WORK TO DO. Nothing may be dropped or altered: reproduce all the data.

━━━━━━━━━━━━━━━━

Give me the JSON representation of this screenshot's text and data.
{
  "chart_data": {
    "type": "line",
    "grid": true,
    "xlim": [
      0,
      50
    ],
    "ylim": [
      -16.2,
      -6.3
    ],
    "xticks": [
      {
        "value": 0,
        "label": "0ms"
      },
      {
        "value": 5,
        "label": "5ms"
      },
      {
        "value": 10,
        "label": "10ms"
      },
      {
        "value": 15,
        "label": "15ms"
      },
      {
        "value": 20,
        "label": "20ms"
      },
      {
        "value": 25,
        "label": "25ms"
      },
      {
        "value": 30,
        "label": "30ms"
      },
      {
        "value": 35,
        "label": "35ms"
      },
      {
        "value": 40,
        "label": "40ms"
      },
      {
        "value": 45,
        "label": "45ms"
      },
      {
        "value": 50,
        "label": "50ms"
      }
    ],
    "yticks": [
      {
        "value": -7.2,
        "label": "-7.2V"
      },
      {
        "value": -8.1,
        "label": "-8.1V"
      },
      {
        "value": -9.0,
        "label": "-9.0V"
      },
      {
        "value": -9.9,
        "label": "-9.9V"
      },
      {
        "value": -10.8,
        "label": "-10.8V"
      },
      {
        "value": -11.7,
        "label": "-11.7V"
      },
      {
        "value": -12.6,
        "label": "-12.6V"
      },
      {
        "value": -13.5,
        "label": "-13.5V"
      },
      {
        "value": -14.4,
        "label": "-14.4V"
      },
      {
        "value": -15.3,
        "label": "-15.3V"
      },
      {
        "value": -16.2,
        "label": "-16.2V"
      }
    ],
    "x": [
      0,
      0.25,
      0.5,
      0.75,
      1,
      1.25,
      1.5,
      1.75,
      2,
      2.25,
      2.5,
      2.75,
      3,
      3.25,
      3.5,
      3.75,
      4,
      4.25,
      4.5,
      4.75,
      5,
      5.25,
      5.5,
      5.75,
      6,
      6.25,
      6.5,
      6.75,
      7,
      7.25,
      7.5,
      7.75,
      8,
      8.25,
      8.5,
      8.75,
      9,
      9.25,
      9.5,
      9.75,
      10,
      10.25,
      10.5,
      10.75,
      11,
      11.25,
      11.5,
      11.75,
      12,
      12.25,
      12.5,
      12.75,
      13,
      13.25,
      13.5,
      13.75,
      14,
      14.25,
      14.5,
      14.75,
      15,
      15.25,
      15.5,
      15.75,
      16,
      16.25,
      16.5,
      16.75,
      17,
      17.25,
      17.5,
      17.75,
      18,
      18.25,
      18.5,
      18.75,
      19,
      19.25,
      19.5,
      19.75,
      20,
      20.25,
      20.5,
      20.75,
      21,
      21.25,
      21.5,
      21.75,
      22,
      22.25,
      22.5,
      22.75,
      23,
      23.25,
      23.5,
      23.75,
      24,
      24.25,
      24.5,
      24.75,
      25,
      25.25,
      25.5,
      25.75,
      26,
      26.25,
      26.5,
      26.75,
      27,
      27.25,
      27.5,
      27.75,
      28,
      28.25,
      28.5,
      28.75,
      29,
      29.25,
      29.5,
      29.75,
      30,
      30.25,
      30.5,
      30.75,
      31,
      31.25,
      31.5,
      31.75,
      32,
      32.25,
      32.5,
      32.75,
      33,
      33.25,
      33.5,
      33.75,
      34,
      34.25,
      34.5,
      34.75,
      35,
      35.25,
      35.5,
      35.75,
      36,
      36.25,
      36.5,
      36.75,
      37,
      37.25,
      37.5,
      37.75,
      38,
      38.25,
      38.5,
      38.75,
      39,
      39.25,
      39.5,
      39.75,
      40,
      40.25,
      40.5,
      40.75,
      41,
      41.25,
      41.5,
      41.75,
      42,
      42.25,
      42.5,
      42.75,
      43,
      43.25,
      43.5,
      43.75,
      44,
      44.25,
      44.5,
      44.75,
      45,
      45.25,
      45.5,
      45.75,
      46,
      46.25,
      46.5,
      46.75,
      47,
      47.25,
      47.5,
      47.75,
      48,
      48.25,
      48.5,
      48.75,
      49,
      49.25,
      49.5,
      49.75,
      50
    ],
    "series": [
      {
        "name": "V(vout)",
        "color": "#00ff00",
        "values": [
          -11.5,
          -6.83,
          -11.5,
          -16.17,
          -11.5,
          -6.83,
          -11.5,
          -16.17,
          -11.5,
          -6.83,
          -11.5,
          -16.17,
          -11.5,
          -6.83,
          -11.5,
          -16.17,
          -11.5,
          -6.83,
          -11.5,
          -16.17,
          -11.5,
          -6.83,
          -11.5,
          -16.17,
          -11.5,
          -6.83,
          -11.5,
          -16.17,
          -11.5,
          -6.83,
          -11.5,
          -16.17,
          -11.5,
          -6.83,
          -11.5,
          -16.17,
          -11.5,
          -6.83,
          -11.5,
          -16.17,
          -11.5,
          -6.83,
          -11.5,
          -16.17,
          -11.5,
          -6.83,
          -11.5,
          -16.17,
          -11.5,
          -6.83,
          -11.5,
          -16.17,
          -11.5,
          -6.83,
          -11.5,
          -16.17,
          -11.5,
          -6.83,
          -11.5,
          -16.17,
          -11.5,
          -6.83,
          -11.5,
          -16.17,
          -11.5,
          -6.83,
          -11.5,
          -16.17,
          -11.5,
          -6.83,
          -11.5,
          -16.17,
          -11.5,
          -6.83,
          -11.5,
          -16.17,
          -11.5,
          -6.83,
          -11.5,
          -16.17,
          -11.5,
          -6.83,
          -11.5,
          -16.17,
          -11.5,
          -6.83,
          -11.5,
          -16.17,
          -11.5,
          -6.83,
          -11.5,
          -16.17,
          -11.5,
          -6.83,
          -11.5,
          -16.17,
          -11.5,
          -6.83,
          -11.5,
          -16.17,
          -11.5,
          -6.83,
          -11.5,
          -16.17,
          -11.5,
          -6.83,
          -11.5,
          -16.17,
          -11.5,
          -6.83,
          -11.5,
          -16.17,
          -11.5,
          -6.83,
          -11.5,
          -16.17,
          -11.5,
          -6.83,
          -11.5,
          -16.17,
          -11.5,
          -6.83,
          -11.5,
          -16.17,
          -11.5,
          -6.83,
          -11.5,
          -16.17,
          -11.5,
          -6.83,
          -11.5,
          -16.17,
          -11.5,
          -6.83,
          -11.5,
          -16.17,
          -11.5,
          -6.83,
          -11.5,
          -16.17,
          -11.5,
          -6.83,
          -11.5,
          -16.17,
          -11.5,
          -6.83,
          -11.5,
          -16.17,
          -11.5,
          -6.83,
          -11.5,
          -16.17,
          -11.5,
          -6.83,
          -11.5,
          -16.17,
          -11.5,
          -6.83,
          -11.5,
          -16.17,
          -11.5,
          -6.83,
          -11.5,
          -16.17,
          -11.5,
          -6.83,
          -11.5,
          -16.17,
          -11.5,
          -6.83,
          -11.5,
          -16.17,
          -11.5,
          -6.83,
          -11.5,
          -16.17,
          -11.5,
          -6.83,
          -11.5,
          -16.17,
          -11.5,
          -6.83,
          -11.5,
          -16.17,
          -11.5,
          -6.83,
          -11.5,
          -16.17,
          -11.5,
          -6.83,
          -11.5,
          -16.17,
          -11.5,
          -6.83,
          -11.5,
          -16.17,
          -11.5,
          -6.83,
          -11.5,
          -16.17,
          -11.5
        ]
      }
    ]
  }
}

━━━━━━━━━━━━━━━━

RESULT OF THE TASK.
Give me the JSON representation of this screenshot's text and data.
{
  "chart_data": {
    "type": "line",
    "grid": true,
    "xlim": [
      0,
      50
    ],
    "ylim": [
      -16.2,
      -6.3
    ],
    "xticks": [
      {
        "value": 0,
        "label": "0ms"
      },
      {
        "value": 5,
        "label": "5ms"
      },
      {
        "value": 10,
        "label": "10ms"
      },
      {
        "value": 15,
        "label": "15ms"
      },
      {
        "value": 20,
        "label": "20ms"
      },
      {
        "value": 25,
        "label": "25ms"
      },
      {
        "value": 30,
        "label": "30ms"
      },
      {
        "value": 35,
        "label": "35ms"
      },
      {
        "value": 40,
        "label": "40ms"
      },
      {
        "value": 45,
        "label": "45ms"
      },
      {
        "value": 50,
        "label": "50ms"
      }
    ],
    "yticks": [
      {
        "value": -7.2,
        "label": "-7.2V"
      },
      {
        "value": -8.1,
        "label": "-8.1V"
      },
      {
        "value": -9.0,
        "label": "-9.0V"
      },
      {
        "value": -9.9,
        "label": "-9.9V"
      },
      {
        "value": -10.8,
        "label": "-10.8V"
      },
      {
        "value": -11.7,
        "label": "-11.7V"
      },
      {
        "value": -12.6,
        "label": "-12.6V"
      },
      {
        "value": -13.5,
        "label": "-13.5V"
      },
      {
        "value": -14.4,
        "label": "-14.4V"
      },
      {
        "value": -15.3,
        "label": "-15.3V"
      },
      {
        "value": -16.2,
        "label": "-16.2V"
      }
    ],
    "x": [
      0,
      0.25,
      0.5,
      0.75,
      1,
      1.25,
      1.5,
      1.75,
      2,
      2.25,
      2.5,
      2.75,
      3,
      3.25,
      3.5,
      3.75,
      4,
      4.25,
      4.5,
      4.75,
      5,
      5.25,
      5.5,
      5.75,
      6,
      6.25,
      6.5,
      6.75,
      7,
      7.25,
      7.5,
      7.75,
      8,
      8.25,
      8.5,
      8.75,
      9,
      9.25,
      9.5,
      9.75,
      10,
      10.25,
      10.5,
      10.75,
      11,
      11.25,
      11.5,
      11.75,
      12,
      12.25,
      12.5,
      12.75,
      13,
      13.25,
      13.5,
      13.75,
      14,
      14.25,
      14.5,
      14.75,
      15,
      15.25,
      15.5,
      15.75,
      16,
      16.25,
      16.5,
      16.75,
      17,
      17.25,
      17.5,
      17.75,
      18,
      18.25,
      18.5,
      18.75,
      19,
      19.25,
      19.5,
      19.75,
      20,
      20.25,
      20.5,
      20.75,
      21,
      21.25,
      21.5,
      21.75,
      22,
      22.25,
      22.5,
      22.75,
      23,
      23.25,
      23.5,
      23.75,
      24,
      24.25,
      24.5,
      24.75,
      25,
      25.25,
      25.5,
      25.75,
      26,
      26.25,
      26.5,
      26.75,
      27,
      27.25,
      27.5,
      27.75,
      28,
      28.25,
      28.5,
      28.75,
      29,
      29.25,
      29.5,
      29.75,
      30,
      30.25,
      30.5,
      30.75,
      31,
      31.25,
      31.5,
      31.75,
      32,
      32.25,
      32.5,
      32.75,
      33,
      33.25,
      33.5,
      33.75,
      34,
      34.25,
      34.5,
      34.75,
      35,
      35.25,
      35.5,
      35.75,
      36,
      36.25,
      36.5,
      36.75,
      37,
      37.25,
      37.5,
      37.75,
      38,
      38.25,
      38.5,
      38.75,
      39,
      39.25,
      39.5,
      39.75,
      40,
      40.25,
      40.5,
      40.75,
      41,
      41.25,
      41.5,
      41.75,
      42,
      42.25,
      42.5,
      42.75,
      43,
      43.25,
      43.5,
      43.75,
      44,
      44.25,
      44.5,
      44.75,
      45,
      45.25,
      45.5,
      45.75,
      46,
      46.25,
      46.5,
      46.75,
      47,
      47.25,
      47.5,
      47.75,
      48,
      48.25,
      48.5,
      48.75,
      49,
      49.25,
      49.5,
      49.75,
      50
    ],
    "series": [
      {
        "name": "V(vout)",
        "color": "#00ff00",
        "values": [
          -11.5,
          -6.83,
          -11.5,
          -16.17,
          -11.5,
          -6.83,
          -11.5,
          -16.17,
          -11.5,
          -6.83,
          -11.5,
          -16.17,
          -11.5,
          -6.83,
          -11.5,
          -16.17,
          -11.5,
          -6.83,
          -11.5,
          -16.17,
          -11.5,
          -6.83,
          -11.5,
          -16.17,
          -11.5,
          -6.83,
          -11.5,
          -16.17,
          -11.5,
          -6.83,
          -11.5,
          -16.17,
          -11.5,
          -6.83,
          -11.5,
          -16.17,
          -11.5,
          -6.83,
          -11.5,
          -16.17,
          -11.5,
          -6.83,
          -11.5,
          -16.17,
          -11.5,
          -6.83,
          -11.5,
          -16.17,
          -11.5,
          -6.83,
          -11.5,
          -16.17,
          -11.5,
          -6.83,
          -11.5,
          -16.17,
          -11.5,
          -6.83,
          -11.5,
          -16.17,
          -11.5,
          -6.83,
          -11.5,
          -16.17,
          -11.5,
          -6.83,
          -11.5,
          -16.17,
          -11.5,
          -6.83,
          -11.5,
          -16.17,
          -11.5,
          -6.83,
          -11.5,
          -16.17,
          -11.5,
          -6.83,
          -11.5,
          -16.17,
          -11.5,
          -6.83,
          -11.5,
          -16.17,
          -11.5,
          -6.83,
          -11.5,
          -16.17,
          -11.5,
          -6.83,
          -11.5,
          -16.17,
          -11.5,
          -6.83,
          -11.5,
          -16.17,
          -11.5,
          -6.83,
          -11.5,
          -16.17,
          -11.5,
          -6.83,
          -11.5,
          -16.17,
          -11.5,
          -6.83,
          -11.5,
          -16.17,
          -11.5,
          -6.83,
          -11.5,
          -16.17,
          -11.5,
          -6.83,
          -11.5,
          -16.17,
          -11.5,
          -6.83,
          -11.5,
          -16.17,
          -11.5,
          -6.83,
          -11.5,
          -16.17,
          -11.5,
          -6.83,
          -11.5,
          -16.17,
          -11.5,
          -6.83,
          -11.5,
          -16.17,
          -11.5,
          -6.83,
          -11.5,
          -16.17,
          -11.5,
          -6.83,
          -11.5,
          -16.17,
          -11.5,
          -6.83,
          -11.5,
          -16.17,
          -11.5,
          -6.83,
          -11.5,
          -16.17,
          -11.5,
          -6.83,
          -11.5,
          -16.17,
          -11.5,
          -6.83,
          -11.5,
          -16.17,
          -11.5,
          -6.83,
          -11.5,
          -16.17,
          -11.5,
          -6.83,
          -11.5,
          -16.17,
          -11.5,
          -6.83,
          -11.5,
          -16.17,
          -11.5,
          -6.83,
          -11.5,
          -16.17,
          -11.5,
          -6.83,
          -11.5,
          -16.17,
          -11.5,
          -6.83,
          -11.5,
          -16.17,
          -11.5,
          -6.83,
          -11.5,
          -16.17,
          -11.5,
          -6.83,
          -11.5,
          -16.17,
          -11.5,
          -6.83,
          -11.5,
          -16.17,
          -11.5,
          -6.83,
          -11.5,
          -16.17,
          -11.5,
          -6.83,
          -11.5,
          -16.17,
          -11.5
        ]
      }
    ]
  }
}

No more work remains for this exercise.